Dataset records
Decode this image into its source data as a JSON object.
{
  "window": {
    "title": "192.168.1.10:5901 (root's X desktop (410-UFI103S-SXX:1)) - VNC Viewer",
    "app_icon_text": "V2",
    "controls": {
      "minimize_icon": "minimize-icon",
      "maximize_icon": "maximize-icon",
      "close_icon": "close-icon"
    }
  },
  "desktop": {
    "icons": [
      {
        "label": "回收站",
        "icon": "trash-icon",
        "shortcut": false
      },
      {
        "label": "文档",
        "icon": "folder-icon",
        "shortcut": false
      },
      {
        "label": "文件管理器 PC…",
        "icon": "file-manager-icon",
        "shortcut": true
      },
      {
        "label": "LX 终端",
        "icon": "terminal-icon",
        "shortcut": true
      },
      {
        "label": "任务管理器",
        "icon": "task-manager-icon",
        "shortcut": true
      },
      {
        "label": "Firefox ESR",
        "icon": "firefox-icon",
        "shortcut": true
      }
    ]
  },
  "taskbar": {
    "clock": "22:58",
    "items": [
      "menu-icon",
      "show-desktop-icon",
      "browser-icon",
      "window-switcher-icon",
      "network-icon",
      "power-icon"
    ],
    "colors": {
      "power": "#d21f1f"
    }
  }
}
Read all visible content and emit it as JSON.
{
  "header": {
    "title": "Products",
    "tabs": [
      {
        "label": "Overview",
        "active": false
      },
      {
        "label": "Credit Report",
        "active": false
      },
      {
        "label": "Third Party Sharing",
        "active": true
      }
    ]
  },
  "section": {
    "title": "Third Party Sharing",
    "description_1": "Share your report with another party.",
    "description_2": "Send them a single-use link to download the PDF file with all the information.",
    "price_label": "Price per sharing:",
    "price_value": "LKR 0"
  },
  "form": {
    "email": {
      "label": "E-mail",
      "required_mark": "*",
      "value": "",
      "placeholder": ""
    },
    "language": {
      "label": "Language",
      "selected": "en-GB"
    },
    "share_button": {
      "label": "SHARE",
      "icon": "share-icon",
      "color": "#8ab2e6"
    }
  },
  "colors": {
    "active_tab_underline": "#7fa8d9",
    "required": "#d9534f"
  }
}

Task to carry out:
Count all lines of the data that include "JSON". The answer is the number alone.

Result below:
2